* **SHORT TASK**:
Set down all of the data exactly as it appears.

** start GIVEN DATA **

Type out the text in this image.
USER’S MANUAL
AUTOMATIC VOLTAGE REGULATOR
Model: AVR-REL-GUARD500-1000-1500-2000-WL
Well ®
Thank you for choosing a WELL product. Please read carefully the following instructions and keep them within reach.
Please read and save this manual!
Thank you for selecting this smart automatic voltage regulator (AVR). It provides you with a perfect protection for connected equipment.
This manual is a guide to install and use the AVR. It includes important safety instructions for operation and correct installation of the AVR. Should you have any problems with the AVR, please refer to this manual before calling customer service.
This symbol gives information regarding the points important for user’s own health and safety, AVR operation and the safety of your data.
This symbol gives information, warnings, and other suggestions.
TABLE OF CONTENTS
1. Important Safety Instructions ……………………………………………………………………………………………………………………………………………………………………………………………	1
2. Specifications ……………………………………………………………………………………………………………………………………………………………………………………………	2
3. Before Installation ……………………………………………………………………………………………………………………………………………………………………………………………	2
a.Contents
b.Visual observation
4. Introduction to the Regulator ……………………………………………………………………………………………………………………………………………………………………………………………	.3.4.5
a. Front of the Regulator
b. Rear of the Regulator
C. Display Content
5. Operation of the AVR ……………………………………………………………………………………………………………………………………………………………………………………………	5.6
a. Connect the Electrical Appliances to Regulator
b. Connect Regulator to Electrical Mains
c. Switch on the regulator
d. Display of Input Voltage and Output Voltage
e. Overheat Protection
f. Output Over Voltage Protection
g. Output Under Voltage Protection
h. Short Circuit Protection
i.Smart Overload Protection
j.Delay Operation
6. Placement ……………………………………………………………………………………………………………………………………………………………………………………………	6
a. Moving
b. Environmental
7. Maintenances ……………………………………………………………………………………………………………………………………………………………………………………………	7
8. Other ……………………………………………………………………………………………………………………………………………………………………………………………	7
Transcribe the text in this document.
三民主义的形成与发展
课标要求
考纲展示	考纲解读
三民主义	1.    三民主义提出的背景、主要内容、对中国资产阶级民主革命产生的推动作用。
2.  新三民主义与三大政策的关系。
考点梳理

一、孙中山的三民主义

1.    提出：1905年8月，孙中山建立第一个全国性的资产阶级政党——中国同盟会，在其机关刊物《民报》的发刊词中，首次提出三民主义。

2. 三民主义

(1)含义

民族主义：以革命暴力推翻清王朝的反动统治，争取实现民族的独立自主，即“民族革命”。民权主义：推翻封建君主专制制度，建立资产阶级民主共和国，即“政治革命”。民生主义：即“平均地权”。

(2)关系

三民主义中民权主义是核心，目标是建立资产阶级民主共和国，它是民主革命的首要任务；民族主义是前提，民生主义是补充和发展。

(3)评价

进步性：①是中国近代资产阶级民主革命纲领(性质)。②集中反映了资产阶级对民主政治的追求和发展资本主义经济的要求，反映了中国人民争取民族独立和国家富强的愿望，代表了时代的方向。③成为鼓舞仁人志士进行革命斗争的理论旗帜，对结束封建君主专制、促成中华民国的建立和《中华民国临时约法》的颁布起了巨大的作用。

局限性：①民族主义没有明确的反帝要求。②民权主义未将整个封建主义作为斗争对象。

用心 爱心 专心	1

** end GIVEN DATA **

* **RESULT OF THIS EXERCISE**:
Type out the text in this image.
USER’S MANUAL
AUTOMATIC VOLTAGE REGULATOR
Model: AVR-REL-GUARD500-1000-1500-2000-WL
Well ®
Thank you for choosing a WELL product. Please read carefully the following instructions and keep them within reach.
Please read and save this manual!
Thank you for selecting this smart automatic voltage regulator (AVR). It provides you with a perfect protection for connected equipment.
This manual is a guide to install and use the AVR. It includes important safety instructions for operation and correct installation of the AVR. Should you have any problems with the AVR, please refer to this manual before calling customer service.
This symbol gives information regarding the points important for user’s own health and safety, AVR operation and the safety of your data.
This symbol gives information, warnings, and other suggestions.
TABLE OF CONTENTS
1. Important Safety Instructions ……………………………………………………………………………………………………………………………………………………………………………………………	1
2. Specifications ……………………………………………………………………………………………………………………………………………………………………………………………	2
3. Before Installation ……………………………………………………………………………………………………………………………………………………………………………………………	2
a.Contents
b.Visual observation
4. Introduction to the Regulator ……………………………………………………………………………………………………………………………………………………………………………………………	.3.4.5
a. Front of the Regulator
b. Rear of the Regulator
C. Display Content
5. Operation of the AVR ……………………………………………………………………………………………………………………………………………………………………………………………	5.6
a. Connect the Electrical Appliances to Regulator
b. Connect Regulator to Electrical Mains
c. Switch on the regulator
d. Display of Input Voltage and Output Voltage
e. Overheat Protection
f. Output Over Voltage Protection
g. Output Under Voltage Protection
h. Short Circuit Protection
i.Smart Overload Protection
j.Delay Operation
6. Placement ……………………………………………………………………………………………………………………………………………………………………………………………	6
a. Moving
b. Environmental
7. Maintenances ……………………………………………………………………………………………………………………………………………………………………………………………	7
8. Other ……………………………………………………………………………………………………………………………………………………………………………………………	7
Transcribe the text in this document.
三民主义的形成与发展
课标要求
考纲展示	考纲解读
三民主义	1.    三民主义提出的背景、主要内容、对中国资产阶级民主革命产生的推动作用。
2.  新三民主义与三大政策的关系。
考点梳理

一、孙中山的三民主义

1.    提出：1905年8月，孙中山建立第一个全国性的资产阶级政党——中国同盟会，在其机关刊物《民报》的发刊词中，首次提出三民主义。

2. 三民主义

(1)含义

民族主义：以革命暴力推翻清王朝的反动统治，争取实现民族的独立自主，即“民族革命”。民权主义：推翻封建君主专制制度，建立资产阶级民主共和国，即“政治革命”。民生主义：即“平均地权”。

(2)关系

三民主义中民权主义是核心，目标是建立资产阶级民主共和国，它是民主革命的首要任务；民族主义是前提，民生主义是补充和发展。

(3)评价

进步性：①是中国近代资产阶级民主革命纲领(性质)。②集中反映了资产阶级对民主政治的追求和发展资本主义经济的要求，反映了中国人民争取民族独立和国家富强的愿望，代表了时代的方向。③成为鼓舞仁人志士进行革命斗争的理论旗帜，对结束封建君主专制、促成中华民国的建立和《中华民国临时约法》的颁布起了巨大的作用。

局限性：①民族主义没有明确的反帝要求。②民权主义未将整个封建主义作为斗争对象。

用心 爱心 专心	1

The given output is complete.